Data records:
━━━
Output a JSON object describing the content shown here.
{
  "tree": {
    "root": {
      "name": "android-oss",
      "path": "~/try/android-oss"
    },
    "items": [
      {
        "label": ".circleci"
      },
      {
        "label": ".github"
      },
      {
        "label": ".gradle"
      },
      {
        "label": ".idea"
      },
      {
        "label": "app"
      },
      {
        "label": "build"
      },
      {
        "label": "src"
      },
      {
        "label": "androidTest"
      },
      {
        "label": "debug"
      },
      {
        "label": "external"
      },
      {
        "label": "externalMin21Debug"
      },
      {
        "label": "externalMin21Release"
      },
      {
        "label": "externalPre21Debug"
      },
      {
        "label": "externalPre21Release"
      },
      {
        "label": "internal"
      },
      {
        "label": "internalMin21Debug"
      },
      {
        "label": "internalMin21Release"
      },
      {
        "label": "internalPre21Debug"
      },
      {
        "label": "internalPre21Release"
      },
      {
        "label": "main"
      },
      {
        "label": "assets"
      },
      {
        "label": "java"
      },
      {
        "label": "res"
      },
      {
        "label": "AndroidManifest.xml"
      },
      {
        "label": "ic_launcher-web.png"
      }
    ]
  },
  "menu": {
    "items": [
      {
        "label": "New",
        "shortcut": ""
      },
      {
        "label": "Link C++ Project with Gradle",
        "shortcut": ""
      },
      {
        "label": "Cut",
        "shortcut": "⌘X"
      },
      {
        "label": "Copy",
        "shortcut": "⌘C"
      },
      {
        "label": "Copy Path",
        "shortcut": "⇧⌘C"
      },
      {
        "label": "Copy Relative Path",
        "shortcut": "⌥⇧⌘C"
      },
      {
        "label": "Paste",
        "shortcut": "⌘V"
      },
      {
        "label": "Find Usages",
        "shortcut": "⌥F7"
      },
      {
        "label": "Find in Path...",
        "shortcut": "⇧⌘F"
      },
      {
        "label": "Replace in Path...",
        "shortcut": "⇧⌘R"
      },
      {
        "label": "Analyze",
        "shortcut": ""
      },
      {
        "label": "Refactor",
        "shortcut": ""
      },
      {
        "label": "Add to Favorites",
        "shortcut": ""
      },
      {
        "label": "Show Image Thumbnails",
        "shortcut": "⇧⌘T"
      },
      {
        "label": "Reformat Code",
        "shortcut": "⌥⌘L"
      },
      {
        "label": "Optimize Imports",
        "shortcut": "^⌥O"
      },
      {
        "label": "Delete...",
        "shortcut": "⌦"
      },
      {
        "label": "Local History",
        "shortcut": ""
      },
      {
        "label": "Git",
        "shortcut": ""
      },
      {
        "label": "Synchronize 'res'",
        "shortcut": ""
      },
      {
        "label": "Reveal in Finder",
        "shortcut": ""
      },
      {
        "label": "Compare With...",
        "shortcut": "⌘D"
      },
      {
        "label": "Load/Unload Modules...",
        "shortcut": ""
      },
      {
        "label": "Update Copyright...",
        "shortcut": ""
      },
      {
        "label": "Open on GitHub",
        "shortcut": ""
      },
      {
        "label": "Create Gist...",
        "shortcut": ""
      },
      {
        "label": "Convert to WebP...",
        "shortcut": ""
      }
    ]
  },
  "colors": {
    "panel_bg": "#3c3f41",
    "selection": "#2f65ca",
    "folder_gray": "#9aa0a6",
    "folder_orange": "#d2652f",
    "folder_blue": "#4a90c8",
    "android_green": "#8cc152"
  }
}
━━━
Given task: Please restate the records in full, word for word.

Solution for this exercise:
Output a JSON object describing the content shown here.
{
  "tree": {
    "root": {
      "name": "android-oss",
      "path": "~/try/android-oss"
    },
    "items": [
      {
        "label": ".circleci"
      },
      {
        "label": ".github"
      },
      {
        "label": ".gradle"
      },
      {
        "label": ".idea"
      },
      {
        "label": "app"
      },
      {
        "label": "build"
      },
      {
        "label": "src"
      },
      {
        "label": "androidTest"
      },
      {
        "label": "debug"
      },
      {
        "label": "external"
      },
      {
        "label": "externalMin21Debug"
      },
      {
        "label": "externalMin21Release"
      },
      {
        "label": "externalPre21Debug"
      },
      {
        "label": "externalPre21Release"
      },
      {
        "label": "internal"
      },
      {
        "label": "internalMin21Debug"
      },
      {
        "label": "internalMin21Release"
      },
      {
        "label": "internalPre21Debug"
      },
      {
        "label": "internalPre21Release"
      },
      {
        "label": "main"
      },
      {
        "label": "assets"
      },
      {
        "label": "java"
      },
      {
        "label": "res"
      },
      {
        "label": "AndroidManifest.xml"
      },
      {
        "label": "ic_launcher-web.png"
      }
    ]
  },
  "menu": {
    "items": [
      {
        "label": "New",
        "shortcut": ""
      },
      {
        "label": "Link C++ Project with Gradle",
        "shortcut": ""
      },
      {
        "label": "Cut",
        "shortcut": "⌘X"
      },
      {
        "label": "Copy",
        "shortcut": "⌘C"
      },
      {
        "label": "Copy Path",
        "shortcut": "⇧⌘C"
      },
      {
        "label": "Copy Relative Path",
        "shortcut": "⌥⇧⌘C"
      },
      {
        "label": "Paste",
        "shortcut": "⌘V"
      },
      {
        "label": "Find Usages",
        "shortcut": "⌥F7"
      },
      {
        "label": "Find in Path...",
        "shortcut": "⇧⌘F"
      },
      {
        "label": "Replace in Path...",
        "shortcut": "⇧⌘R"
      },
      {
        "label": "Analyze",
        "shortcut": ""
      },
      {
        "label": "Refactor",
        "shortcut": ""
      },
      {
        "label": "Add to Favorites",
        "shortcut": ""
      },
      {
        "label": "Show Image Thumbnails",
        "shortcut": "⇧⌘T"
      },
      {
        "label": "Reformat Code",
        "shortcut": "⌥⌘L"
      },
      {
        "label": "Optimize Imports",
        "shortcut": "^⌥O"
      },
      {
        "label": "Delete...",
        "shortcut": "⌦"
      },
      {
        "label": "Local History",
        "shortcut": ""
      },
      {
        "label": "Git",
        "shortcut": ""
      },
      {
        "label": "Synchronize 'res'",
        "shortcut": ""
      },
      {
        "label": "Reveal in Finder",
        "shortcut": ""
      },
      {
        "label": "Compare With...",
        "shortcut": "⌘D"
      },
      {
        "label": "Load/Unload Modules...",
        "shortcut": ""
      },
      {
        "label": "Update Copyright...",
        "shortcut": ""
      },
      {
        "label": "Open on GitHub",
        "shortcut": ""
      },
      {
        "label": "Create Gist...",
        "shortcut": ""
      },
      {
        "label": "Convert to WebP...",
        "shortcut": ""
      }
    ]
  },
  "colors": {
    "panel_bg": "#3c3f41",
    "selection": "#2f65ca",
    "folder_gray": "#9aa0a6",
    "folder_orange": "#d2652f",
    "folder_blue": "#4a90c8",
    "android_green": "#8cc152"
  }
}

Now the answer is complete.